## Brief
Look through the listing and locate every line containing the word "Especifica"; copy those lines.

## Provided data
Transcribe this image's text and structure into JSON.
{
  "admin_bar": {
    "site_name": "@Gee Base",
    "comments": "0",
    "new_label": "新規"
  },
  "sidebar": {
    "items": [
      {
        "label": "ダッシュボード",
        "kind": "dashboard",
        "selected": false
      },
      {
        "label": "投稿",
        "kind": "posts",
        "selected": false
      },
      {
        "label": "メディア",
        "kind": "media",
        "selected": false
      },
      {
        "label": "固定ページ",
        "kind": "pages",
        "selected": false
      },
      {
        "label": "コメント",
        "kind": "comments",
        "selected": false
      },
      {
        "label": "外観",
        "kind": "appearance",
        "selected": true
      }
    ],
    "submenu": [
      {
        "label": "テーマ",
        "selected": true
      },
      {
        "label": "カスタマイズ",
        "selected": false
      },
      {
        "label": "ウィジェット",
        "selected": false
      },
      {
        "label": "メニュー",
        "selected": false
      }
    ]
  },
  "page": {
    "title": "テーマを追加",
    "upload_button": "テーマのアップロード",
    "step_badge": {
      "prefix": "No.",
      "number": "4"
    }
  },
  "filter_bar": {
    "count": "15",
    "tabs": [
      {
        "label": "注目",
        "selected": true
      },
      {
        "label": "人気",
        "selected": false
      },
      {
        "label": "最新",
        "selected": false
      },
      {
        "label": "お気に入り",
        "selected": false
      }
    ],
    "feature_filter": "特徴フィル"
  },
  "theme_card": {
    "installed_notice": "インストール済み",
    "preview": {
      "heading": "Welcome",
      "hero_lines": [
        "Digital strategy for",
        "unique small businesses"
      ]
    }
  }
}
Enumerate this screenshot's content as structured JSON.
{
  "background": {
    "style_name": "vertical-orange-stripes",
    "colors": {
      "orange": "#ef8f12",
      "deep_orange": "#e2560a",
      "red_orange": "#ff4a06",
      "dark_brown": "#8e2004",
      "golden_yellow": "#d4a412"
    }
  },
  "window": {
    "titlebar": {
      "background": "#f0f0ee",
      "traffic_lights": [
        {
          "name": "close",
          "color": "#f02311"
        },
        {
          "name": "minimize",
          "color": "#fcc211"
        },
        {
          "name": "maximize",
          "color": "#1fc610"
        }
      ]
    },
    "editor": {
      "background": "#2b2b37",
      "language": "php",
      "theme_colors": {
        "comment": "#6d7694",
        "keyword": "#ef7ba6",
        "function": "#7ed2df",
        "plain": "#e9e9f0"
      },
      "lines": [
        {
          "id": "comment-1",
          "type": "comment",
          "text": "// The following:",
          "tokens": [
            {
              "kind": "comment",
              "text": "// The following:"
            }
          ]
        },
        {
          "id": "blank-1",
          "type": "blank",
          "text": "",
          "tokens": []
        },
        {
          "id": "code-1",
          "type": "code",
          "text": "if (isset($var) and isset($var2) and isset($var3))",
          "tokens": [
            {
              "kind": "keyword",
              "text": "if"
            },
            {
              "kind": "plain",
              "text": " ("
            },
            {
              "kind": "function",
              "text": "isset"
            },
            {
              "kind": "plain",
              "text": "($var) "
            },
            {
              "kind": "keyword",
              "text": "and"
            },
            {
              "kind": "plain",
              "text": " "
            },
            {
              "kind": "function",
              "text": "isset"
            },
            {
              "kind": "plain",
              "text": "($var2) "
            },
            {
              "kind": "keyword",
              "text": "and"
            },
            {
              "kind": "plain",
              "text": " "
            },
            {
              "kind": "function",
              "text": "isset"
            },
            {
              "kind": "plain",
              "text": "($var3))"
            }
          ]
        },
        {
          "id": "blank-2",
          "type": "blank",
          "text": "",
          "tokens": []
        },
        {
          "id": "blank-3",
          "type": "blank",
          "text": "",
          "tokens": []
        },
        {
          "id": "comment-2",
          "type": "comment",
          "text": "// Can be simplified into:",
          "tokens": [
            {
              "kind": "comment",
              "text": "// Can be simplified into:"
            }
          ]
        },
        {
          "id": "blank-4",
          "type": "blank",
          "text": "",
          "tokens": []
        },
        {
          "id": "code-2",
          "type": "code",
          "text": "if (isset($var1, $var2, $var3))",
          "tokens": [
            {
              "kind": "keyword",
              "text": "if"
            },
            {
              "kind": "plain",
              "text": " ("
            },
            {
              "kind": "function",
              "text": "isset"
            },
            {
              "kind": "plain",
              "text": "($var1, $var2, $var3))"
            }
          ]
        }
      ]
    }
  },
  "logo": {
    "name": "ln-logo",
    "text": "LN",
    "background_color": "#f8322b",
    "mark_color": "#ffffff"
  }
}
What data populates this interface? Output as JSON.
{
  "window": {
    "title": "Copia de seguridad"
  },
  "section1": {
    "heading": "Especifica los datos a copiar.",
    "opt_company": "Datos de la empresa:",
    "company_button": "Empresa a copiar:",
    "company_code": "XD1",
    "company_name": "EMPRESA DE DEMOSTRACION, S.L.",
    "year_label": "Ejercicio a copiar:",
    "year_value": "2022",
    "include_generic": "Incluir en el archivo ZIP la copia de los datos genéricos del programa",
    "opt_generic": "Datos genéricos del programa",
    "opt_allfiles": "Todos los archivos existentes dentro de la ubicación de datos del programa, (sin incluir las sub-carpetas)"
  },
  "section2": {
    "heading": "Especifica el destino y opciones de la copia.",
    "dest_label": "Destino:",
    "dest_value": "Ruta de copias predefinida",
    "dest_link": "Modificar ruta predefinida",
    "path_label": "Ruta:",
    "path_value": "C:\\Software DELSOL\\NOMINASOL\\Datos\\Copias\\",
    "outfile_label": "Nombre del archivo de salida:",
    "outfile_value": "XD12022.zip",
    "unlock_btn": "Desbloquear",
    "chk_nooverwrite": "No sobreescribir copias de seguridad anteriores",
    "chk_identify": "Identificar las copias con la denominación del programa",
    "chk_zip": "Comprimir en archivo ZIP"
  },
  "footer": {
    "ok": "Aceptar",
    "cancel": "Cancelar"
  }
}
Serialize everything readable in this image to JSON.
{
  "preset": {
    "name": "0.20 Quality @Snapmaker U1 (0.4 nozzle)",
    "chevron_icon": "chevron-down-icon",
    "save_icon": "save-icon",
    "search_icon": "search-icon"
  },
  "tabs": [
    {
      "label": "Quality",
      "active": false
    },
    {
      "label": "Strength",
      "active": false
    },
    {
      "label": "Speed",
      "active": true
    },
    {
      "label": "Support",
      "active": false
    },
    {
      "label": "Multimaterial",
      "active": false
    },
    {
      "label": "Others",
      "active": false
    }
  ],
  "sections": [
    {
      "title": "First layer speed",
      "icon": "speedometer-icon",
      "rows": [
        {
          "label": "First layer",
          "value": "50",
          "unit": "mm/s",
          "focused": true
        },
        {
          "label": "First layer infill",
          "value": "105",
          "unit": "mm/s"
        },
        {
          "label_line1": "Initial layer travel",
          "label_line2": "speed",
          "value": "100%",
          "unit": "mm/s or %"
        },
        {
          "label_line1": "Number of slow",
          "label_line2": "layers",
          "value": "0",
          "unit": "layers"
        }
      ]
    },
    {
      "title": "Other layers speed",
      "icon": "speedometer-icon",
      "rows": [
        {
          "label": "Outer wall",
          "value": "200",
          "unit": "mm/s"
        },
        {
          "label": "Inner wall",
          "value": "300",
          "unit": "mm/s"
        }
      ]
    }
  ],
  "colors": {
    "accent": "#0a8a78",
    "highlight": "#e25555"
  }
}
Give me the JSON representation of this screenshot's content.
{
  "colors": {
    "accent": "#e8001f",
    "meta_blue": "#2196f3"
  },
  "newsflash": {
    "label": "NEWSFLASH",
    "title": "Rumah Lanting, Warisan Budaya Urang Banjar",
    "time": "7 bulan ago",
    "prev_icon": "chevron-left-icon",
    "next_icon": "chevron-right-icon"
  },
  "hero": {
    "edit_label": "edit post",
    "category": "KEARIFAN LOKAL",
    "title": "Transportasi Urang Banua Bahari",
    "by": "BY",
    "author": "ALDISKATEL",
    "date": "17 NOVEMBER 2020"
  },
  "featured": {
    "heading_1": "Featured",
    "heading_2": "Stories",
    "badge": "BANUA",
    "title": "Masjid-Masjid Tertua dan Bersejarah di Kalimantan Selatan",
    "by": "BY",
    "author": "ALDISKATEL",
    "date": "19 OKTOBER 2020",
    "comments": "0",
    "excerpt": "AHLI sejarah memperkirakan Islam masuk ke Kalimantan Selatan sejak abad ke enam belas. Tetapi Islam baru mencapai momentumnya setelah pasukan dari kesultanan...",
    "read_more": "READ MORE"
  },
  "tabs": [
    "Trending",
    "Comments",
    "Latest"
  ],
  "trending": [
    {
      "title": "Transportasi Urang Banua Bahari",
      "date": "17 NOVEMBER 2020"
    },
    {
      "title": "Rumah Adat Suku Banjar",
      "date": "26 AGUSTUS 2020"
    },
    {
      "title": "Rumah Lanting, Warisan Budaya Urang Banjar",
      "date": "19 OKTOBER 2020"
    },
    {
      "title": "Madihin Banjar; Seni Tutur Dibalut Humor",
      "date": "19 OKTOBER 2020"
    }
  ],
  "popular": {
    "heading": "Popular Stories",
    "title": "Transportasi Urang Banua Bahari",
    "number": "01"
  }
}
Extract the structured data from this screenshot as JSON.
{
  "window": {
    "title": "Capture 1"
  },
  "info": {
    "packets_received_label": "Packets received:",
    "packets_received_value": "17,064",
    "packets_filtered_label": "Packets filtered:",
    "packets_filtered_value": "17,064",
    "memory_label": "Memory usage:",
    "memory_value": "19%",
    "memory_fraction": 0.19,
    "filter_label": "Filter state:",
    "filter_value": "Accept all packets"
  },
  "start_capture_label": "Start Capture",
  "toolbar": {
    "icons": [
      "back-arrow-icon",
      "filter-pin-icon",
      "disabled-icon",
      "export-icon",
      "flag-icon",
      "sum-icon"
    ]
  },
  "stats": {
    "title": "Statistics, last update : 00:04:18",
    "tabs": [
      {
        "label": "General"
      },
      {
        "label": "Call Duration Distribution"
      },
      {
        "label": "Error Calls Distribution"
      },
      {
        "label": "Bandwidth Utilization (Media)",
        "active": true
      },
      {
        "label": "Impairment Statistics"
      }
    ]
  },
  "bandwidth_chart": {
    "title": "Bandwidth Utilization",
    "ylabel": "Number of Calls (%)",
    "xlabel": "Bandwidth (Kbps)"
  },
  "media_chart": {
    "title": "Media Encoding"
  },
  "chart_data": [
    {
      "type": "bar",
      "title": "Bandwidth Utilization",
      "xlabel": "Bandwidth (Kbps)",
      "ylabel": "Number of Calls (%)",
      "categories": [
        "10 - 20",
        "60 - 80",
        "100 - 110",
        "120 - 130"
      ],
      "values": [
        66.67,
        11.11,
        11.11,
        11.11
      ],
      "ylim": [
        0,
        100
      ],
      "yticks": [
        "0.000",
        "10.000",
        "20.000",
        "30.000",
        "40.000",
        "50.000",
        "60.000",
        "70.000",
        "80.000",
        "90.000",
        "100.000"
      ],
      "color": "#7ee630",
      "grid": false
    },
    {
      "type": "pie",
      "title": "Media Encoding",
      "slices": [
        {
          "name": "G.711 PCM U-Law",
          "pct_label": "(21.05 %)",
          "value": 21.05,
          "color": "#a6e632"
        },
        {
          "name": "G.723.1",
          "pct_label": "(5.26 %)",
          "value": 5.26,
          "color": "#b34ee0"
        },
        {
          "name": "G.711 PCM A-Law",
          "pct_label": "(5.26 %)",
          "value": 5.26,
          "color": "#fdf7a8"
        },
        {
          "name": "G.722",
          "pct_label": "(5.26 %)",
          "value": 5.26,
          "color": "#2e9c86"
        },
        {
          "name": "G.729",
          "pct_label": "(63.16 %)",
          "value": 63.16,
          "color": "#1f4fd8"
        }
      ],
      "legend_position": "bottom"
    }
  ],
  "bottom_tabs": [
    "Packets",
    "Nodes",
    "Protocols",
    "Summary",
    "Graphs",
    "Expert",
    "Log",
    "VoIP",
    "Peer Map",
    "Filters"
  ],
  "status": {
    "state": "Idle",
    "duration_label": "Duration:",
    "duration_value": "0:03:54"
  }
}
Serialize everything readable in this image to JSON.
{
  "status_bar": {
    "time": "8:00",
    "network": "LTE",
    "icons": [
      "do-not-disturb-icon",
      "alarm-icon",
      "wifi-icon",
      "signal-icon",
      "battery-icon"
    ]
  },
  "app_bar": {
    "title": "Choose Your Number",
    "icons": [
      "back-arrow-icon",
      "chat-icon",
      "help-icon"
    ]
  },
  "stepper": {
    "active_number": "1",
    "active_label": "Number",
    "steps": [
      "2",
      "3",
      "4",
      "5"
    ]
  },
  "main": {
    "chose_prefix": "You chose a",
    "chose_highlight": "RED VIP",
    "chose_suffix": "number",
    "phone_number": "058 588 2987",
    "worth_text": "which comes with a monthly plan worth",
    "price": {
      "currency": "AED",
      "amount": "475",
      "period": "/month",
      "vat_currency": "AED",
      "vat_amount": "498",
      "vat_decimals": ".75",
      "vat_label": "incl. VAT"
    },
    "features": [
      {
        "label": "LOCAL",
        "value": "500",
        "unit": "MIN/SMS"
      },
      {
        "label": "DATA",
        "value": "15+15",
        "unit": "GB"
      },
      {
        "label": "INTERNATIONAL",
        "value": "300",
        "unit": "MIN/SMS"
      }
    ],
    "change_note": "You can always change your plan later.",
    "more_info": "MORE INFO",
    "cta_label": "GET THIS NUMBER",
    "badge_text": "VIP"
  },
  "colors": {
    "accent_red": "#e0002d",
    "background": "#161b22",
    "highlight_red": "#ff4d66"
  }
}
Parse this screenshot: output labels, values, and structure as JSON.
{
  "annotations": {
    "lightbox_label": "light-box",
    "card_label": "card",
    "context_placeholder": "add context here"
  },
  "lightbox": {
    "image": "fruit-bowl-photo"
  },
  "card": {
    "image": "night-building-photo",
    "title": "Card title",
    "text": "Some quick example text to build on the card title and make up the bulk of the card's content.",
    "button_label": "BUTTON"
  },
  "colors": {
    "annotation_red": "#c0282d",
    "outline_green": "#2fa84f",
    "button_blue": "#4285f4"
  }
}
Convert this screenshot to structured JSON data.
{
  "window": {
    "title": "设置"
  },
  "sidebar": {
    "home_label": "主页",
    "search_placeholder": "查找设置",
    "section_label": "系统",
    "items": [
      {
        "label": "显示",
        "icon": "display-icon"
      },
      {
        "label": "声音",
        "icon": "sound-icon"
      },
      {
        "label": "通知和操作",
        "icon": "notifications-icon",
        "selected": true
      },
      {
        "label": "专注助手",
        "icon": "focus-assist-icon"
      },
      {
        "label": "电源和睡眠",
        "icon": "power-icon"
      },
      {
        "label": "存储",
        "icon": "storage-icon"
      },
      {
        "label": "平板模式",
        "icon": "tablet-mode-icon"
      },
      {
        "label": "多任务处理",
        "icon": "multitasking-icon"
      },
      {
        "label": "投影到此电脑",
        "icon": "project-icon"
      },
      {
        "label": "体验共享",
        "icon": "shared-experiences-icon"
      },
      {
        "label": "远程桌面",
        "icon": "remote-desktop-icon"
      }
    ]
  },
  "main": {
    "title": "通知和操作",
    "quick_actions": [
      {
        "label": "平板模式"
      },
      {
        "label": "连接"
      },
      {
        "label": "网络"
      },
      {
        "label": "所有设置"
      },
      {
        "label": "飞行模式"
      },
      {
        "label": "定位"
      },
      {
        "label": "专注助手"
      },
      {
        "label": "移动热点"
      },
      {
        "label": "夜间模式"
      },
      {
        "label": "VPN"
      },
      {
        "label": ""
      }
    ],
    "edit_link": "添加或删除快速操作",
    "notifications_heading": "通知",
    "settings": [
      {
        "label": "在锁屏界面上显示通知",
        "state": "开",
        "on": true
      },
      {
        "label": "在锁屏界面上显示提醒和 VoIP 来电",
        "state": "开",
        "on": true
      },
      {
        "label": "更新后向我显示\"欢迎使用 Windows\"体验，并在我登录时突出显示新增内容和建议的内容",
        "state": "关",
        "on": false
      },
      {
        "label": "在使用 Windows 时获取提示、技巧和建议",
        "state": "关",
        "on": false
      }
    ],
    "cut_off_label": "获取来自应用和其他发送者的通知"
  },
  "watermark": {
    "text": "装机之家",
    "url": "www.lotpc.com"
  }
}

## Result of this exercise
    "heading": "Especifica los datos a copiar.",
    "heading": "Especifica el destino y opciones de la copia.",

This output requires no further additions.